** Start Raw records **

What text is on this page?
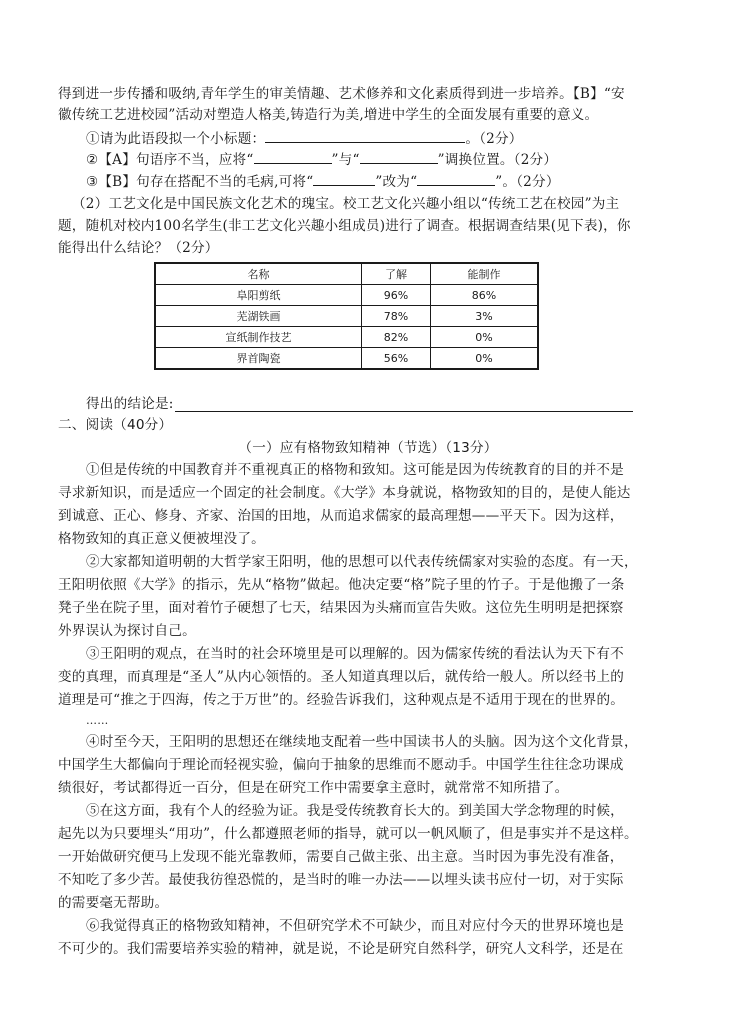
得到进一步传播和吸纳,青年学生的审美情趣、艺术修养和文化素质得到进一步培养。【B】“安
徽传统工艺进校园”活动对塑造人格美,铸造行为美,增进中学生的全面发展有重要的意义。
①请为此语段拟一个小标题：	。（2分）
②【A】句语序不当，应将“	”与“	”调换位置。（2分）
③【B】句存在搭配不当的毛病,可将“	”改为“	”。（2分）
（2）工艺文化是中国民族文化艺术的瑰宝。校工艺文化兴趣小组以“传统工艺在校园”为主
题，随机对校内100名学生(非工艺文化兴趣小组成员)进行了调查。根据调查结果(见下表)，你
能得出什么结论？（2分）
名称	了解	能制作
阜阳剪纸	96%	86%
芜湖铁画	78%	3%
宣纸制作技艺	82%	0%
界首陶瓷	56%	0%
得出的结论是:
二、阅读（40分）
（一）应有格物致知精神（节选）（13分）
①但是传统的中国教育并不重视真正的格物和致知。这可能是因为传统教育的目的并不是
寻求新知识，而是适应一个固定的社会制度。《大学》本身就说，格物致知的目的，是使人能达
到诚意、正心、修身、齐家、治国的田地，从而追求儒家的最高理想——平天下。因为这样，
格物致知的真正意义便被埋没了。
②大家都知道明朝的大哲学家王阳明，他的思想可以代表传统儒家对实验的态度。有一天，
王阳明依照《大学》的指示，先从“格物”做起。他决定要“格”院子里的竹子。于是他搬了一条
凳子坐在院子里，面对着竹子硬想了七天，结果因为头痛而宣告失败。这位先生明明是把探察
外界误认为探讨自己。
③王阳明的观点，在当时的社会环境里是可以理解的。因为儒家传统的看法认为天下有不
变的真理，而真理是“圣人”从内心领悟的。圣人知道真理以后，就传给一般人。所以经书上的
道理是可“推之于四海，传之于万世”的。经验告诉我们，这种观点是不适用于现在的世界的。
……
④时至今天，王阳明的思想还在继续地支配着一些中国读书人的头脑。因为这个文化背景，
中国学生大都偏向于理论而轻视实验，偏向于抽象的思维而不愿动手。中国学生往往念功课成
绩很好，考试都得近一百分，但是在研究工作中需要拿主意时，就常常不知所措了。
⑤在这方面，我有个人的经验为证。我是受传统教育长大的。到美国大学念物理的时候，
起先以为只要埋头“用功”，什么都遵照老师的指导，就可以一帆风顺了，但是事实并不是这样。
一开始做研究便马上发现不能光靠教师，需要自己做主张、出主意。当时因为事先没有准备，
不知吃了多少苦。最使我彷徨恐慌的，是当时的唯一办法——以埋头读书应付一切，对于实际
的需要毫无帮助。
⑥我觉得真正的格物致知精神，不但研究学术不可缺少，而且对应付今天的世界环境也是
不可少的。我们需要培养实验的精神，就是说，不论是研究自然科学，研究人文科学，还是在
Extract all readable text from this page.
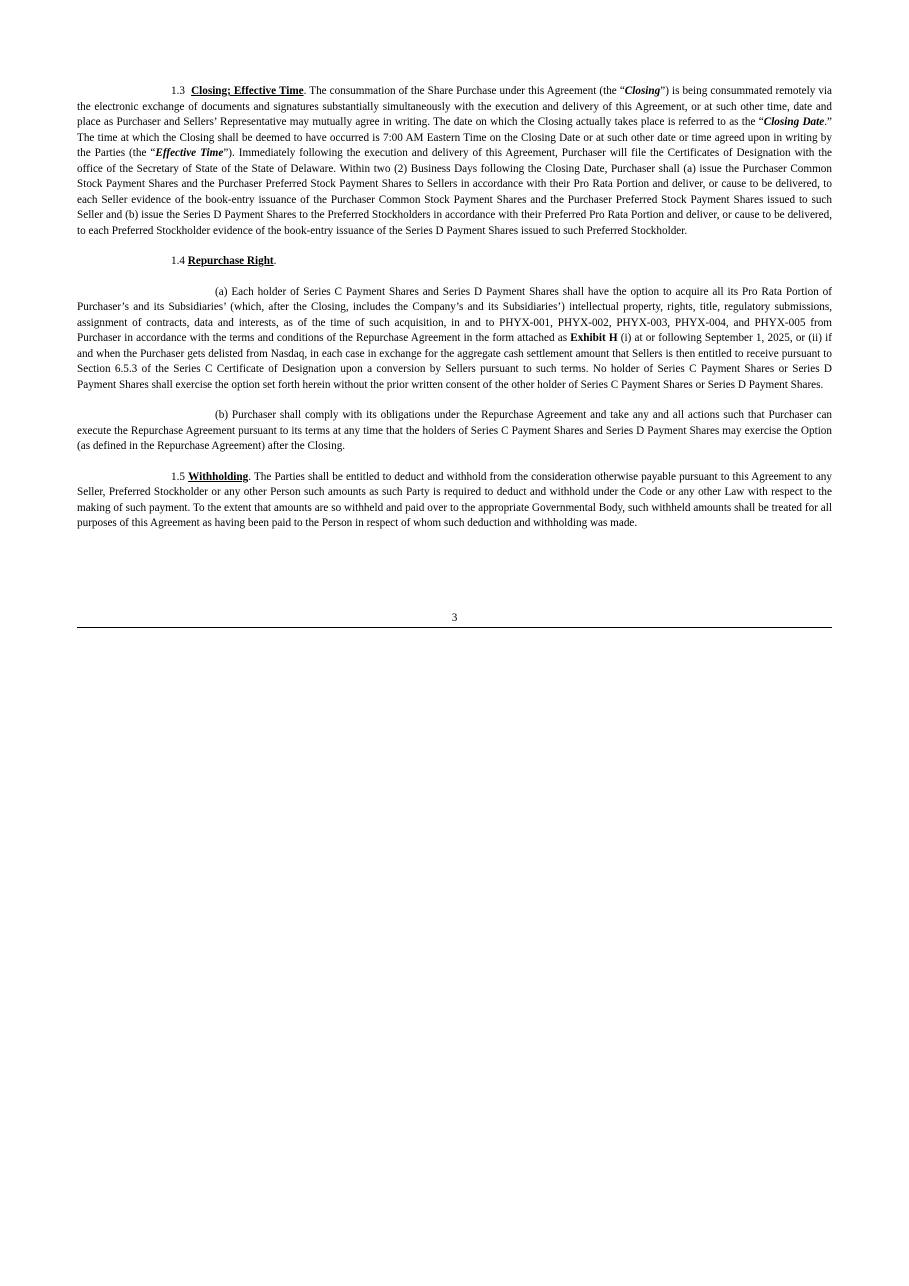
1.3 Closing; Effective Time. The consummation of the Share Purchase under this Agreement (the “Closing”) is being consummated remotely via the electronic exchange of documents and signatures substantially simultaneously with the execution and delivery of this Agreement, or at such other time, date and place as Purchaser and Sellers’ Representative may mutually agree in writing. The date on which the Closing actually takes place is referred to as the “Closing Date.” The time at which the Closing shall be deemed to have occurred is 7:00 AM Eastern Time on the Closing Date or at such other date or time agreed upon in writing by the Parties (the “Effective Time”). Immediately following the execution and delivery of this Agreement, Purchaser will file the Certificates of Designation with the office of the Secretary of State of the State of Delaware. Within two (2) Business Days following the Closing Date, Purchaser shall (a) issue the Purchaser Common Stock Payment Shares and the Purchaser Preferred Stock Payment Shares to Sellers in accordance with their Pro Rata Portion and deliver, or cause to be delivered, to each Seller evidence of the book-entry issuance of the Purchaser Common Stock Payment Shares and the Purchaser Preferred Stock Payment Shares issued to such Seller and (b) issue the Series D Payment Shares to the Preferred Stockholders in accordance with their Preferred Pro Rata Portion and deliver, or cause to be delivered, to each Preferred Stockholder evidence of the book-entry issuance of the Series D Payment Shares issued to such Preferred Stockholder.

1.4 Repurchase Right.

(a) Each holder of Series C Payment Shares and Series D Payment Shares shall have the option to acquire all its Pro Rata Portion of Purchaser’s and its Subsidiaries’ (which, after the Closing, includes the Company’s and its Subsidiaries’) intellectual property, rights, title, regulatory submissions, assignment of contracts, data and interests, as of the time of such acquisition, in and to PHYX-001, PHYX-002, PHYX-003, PHYX-004, and PHYX-005 from Purchaser in accordance with the terms and conditions of the Repurchase Agreement in the form attached as Exhibit H (i) at or following September 1, 2025, or (ii) if and when the Purchaser gets delisted from Nasdaq, in each case in exchange for the aggregate cash settlement amount that Sellers is then entitled to receive pursuant to Section 6.5.3 of the Series C Certificate of Designation upon a conversion by Sellers pursuant to such terms. No holder of Series C Payment Shares or Series D Payment Shares shall exercise the option set forth herein without the prior written consent of the other holder of Series C Payment Shares or Series D Payment Shares.

(b) Purchaser shall comply with its obligations under the Repurchase Agreement and take any and all actions such that Purchaser can execute the Repurchase Agreement pursuant to its terms at any time that the holders of Series C Payment Shares and Series D Payment Shares may exercise the Option (as defined in the Repurchase Agreement) after the Closing.

1.5 Withholding. The Parties shall be entitled to deduct and withhold from the consideration otherwise payable pursuant to this Agreement to any Seller, Preferred Stockholder or any other Person such amounts as such Party is required to deduct and withhold under the Code or any other Law with respect to the making of such payment. To the extent that amounts are so withheld and paid over to the appropriate Governmental Body, such withheld amounts shall be treated for all purposes of this Agreement as having been paid to the Person in respect of whom such deduction and withholding was made.

3
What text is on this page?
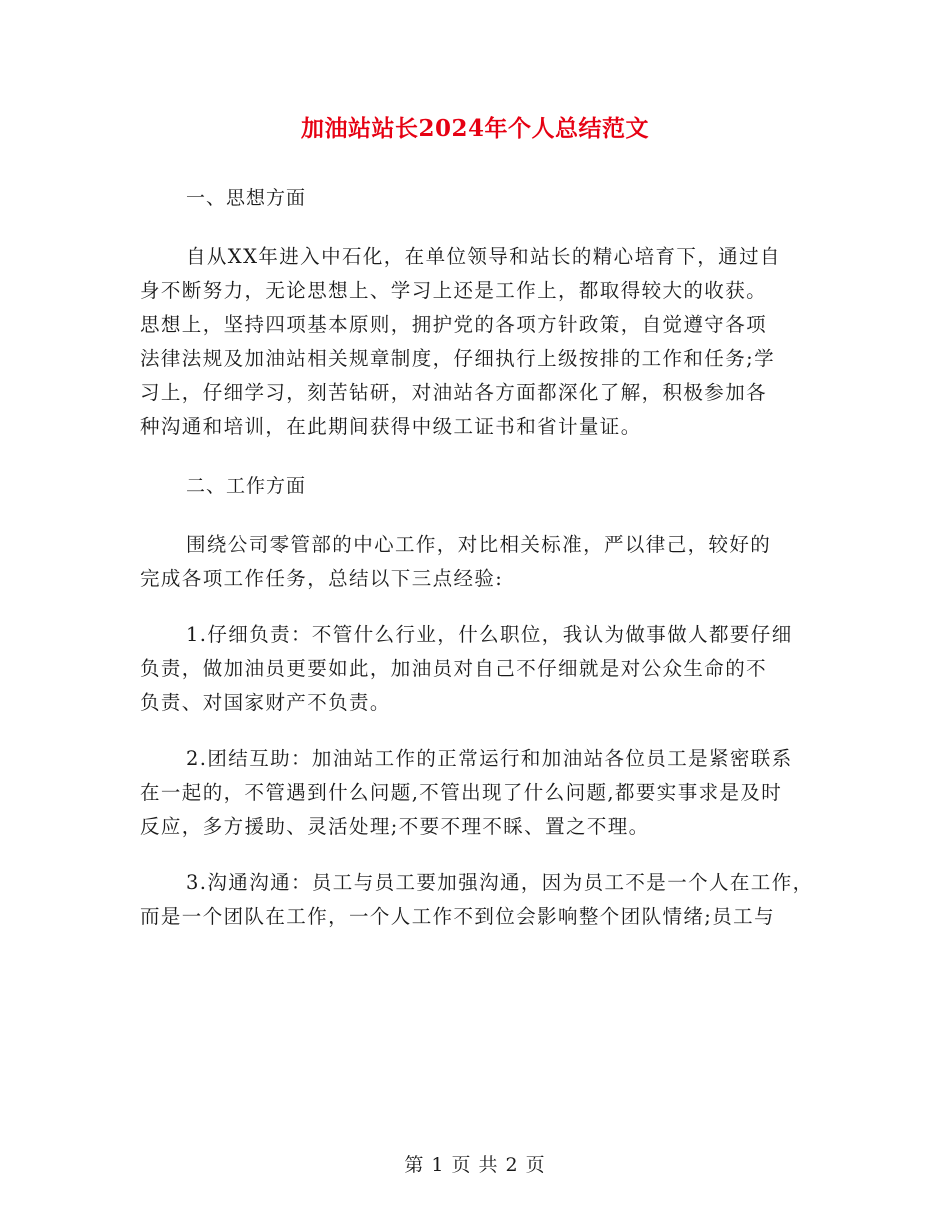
加油站站长2024年个人总结范文
一、思想方面
自从XX年进入中石化，在单位领导和站长的精心培育下，通过自
身不断努力，无论思想上、学习上还是工作上，都取得较大的收获。
思想上，坚持四项基本原则，拥护党的各项方针政策，自觉遵守各项
法律法规及加油站相关规章制度，仔细执行上级按排的工作和任务;学
习上，仔细学习，刻苦钻研，对油站各方面都深化了解，积极参加各
种沟通和培训，在此期间获得中级工证书和省计量证。
二、工作方面
围绕公司零管部的中心工作，对比相关标准，严以律己，较好的
完成各项工作任务，总结以下三点经验:
1.仔细负责：不管什么行业，什么职位，我认为做事做人都要仔细
负责，做加油员更要如此，加油员对自己不仔细就是对公众生命的不
负责、对国家财产不负责。
2.团结互助：加油站工作的正常运行和加油站各位员工是紧密联系
在一起的，不管遇到什么问题,不管出现了什么问题,都要实事求是及时
反应，多方援助、灵活处理;不要不理不睬、置之不理。
3.沟通沟通：员工与员工要加强沟通，因为员工不是一个人在工作，
而是一个团队在工作，一个人工作不到位会影响整个团队情绪;员工与
第 1 页 共 2 页
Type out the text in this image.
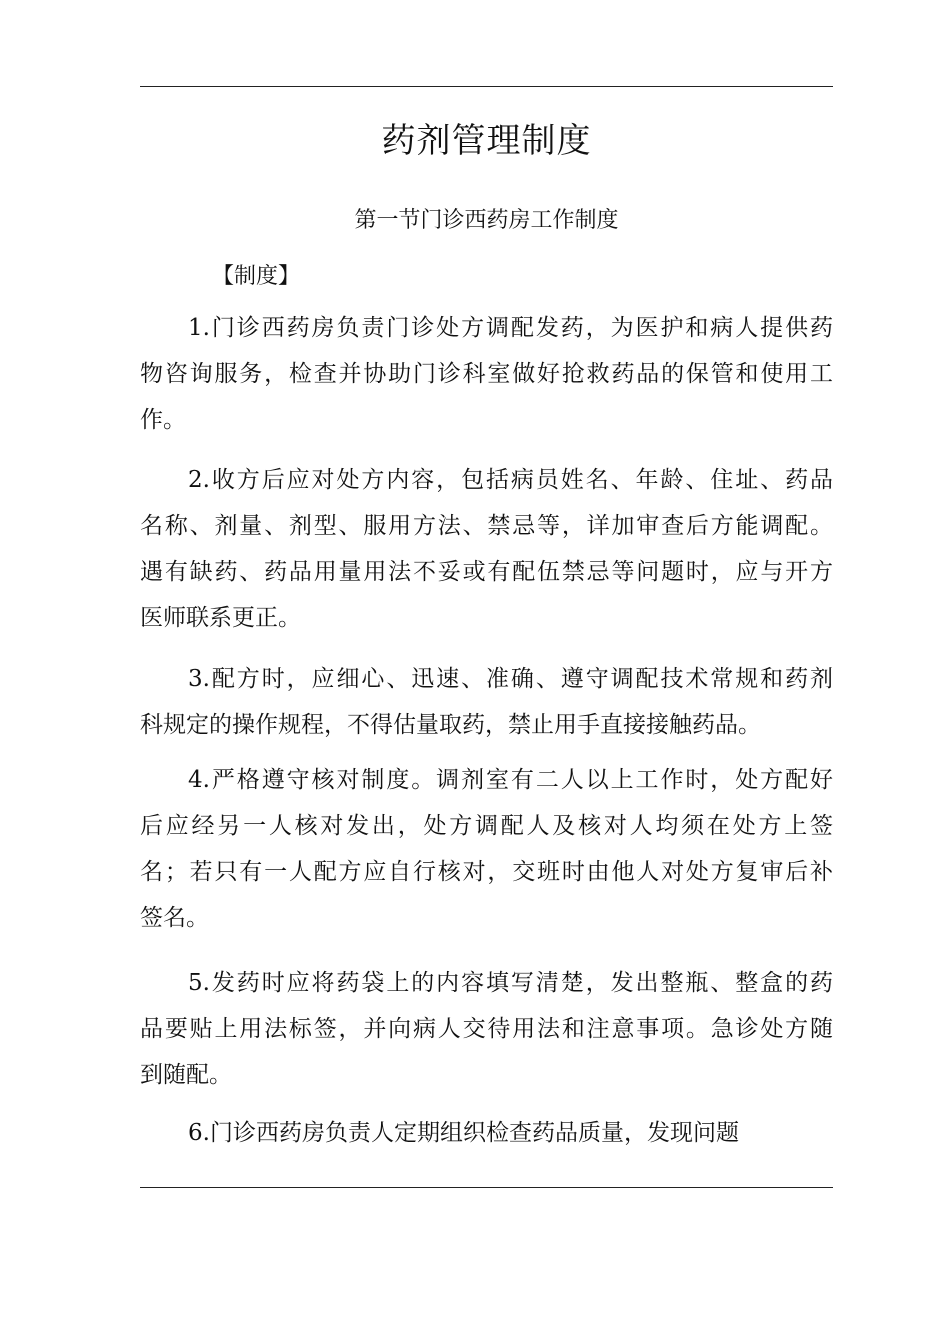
药剂管理制度
第一节门诊西药房工作制度
【制度】
1.门诊西药房负责门诊处方调配发药，为医护和病人提供药
物咨询服务，检查并协助门诊科室做好抢救药品的保管和使用工
作。
2.收方后应对处方内容，包括病员姓名、年龄、住址、药品
名称、剂量、剂型、服用方法、禁忌等，详加审查后方能调配。
遇有缺药、药品用量用法不妥或有配伍禁忌等问题时，应与开方
医师联系更正。
3.配方时，应细心、迅速、准确、遵守调配技术常规和药剂
科规定的操作规程，不得估量取药，禁止用手直接接触药品。
4.严格遵守核对制度。调剂室有二人以上工作时，处方配好
后应经另一人核对发出，处方调配人及核对人均须在处方上签
名；若只有一人配方应自行核对，交班时由他人对处方复审后补
签名。
5.发药时应将药袋上的内容填写清楚，发出整瓶、整盒的药
品要贴上用法标签，并向病人交待用法和注意事项。急诊处方随
到随配。
6.门诊西药房负责人定期组织检查药品质量，发现问题
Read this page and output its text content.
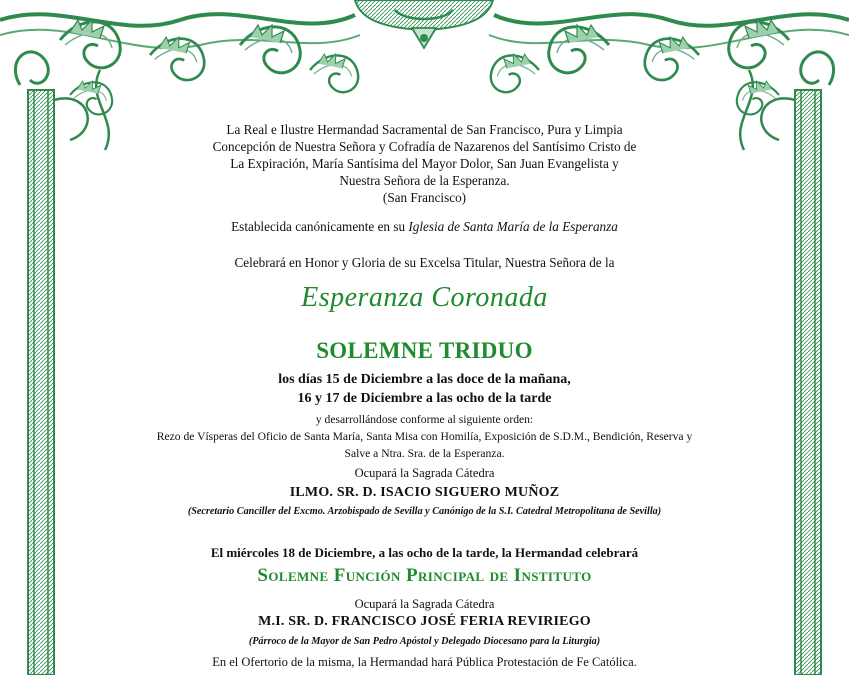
La Real e Ilustre Hermandad Sacramental de San Francisco, Pura y Limpia
Concepción de Nuestra Señora y Cofradía de Nazarenos del Santísimo Cristo de
La Expiración, María Santísima del Mayor Dolor, San Juan Evangelista y
Nuestra Señora de la Esperanza.
(San Francisco)
Establecida canónicamente en su Iglesia de Santa María de la Esperanza
Celebrará en Honor y Gloria de su Excelsa Titular, Nuestra Señora de la
Esperanza Coronada
SOLEMNE TRIDUO
los días 15 de Diciembre a las doce de la mañana,
16 y 17 de Diciembre a las ocho de la tarde
y desarrollándose conforme al siguiente orden:
Rezo de Vísperas del Oficio de Santa María, Santa Misa con Homilía, Exposición de S.D.M., Bendición, Reserva y
Salve a Ntra. Sra. de la Esperanza.
Ocupará la Sagrada Cátedra
ILMO. SR. D. ISACIO SIGUERO MUÑOZ
(Secretario Canciller del Excmo. Arzobispado de Sevilla y Canónigo de la S.I. Catedral Metropolitana de Sevilla)
El miércoles 18 de Diciembre, a las ocho de la tarde, la Hermandad celebrará
Solemne Función Principal de Instituto
Ocupará la Sagrada Cátedra
M.I. SR. D. FRANCISCO JOSÉ FERIA REVIRIEGO
(Párroco de la Mayor de San Pedro Apóstol y Delegado Diocesano para la Liturgia)
En el Ofertorio de la misma, la Hermandad hará Pública Protestación de Fe Católica.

** End Raw records **

__Written task__:
Identify all lines in the records above with the word "Diciembre".

__Written solution__:
los días 15 de Diciembre a las doce de la mañana,
16 y 17 de Diciembre a las ocho de la tarde
El miércoles 18 de Diciembre, a las ocho de la tarde, la Hermandad celebrará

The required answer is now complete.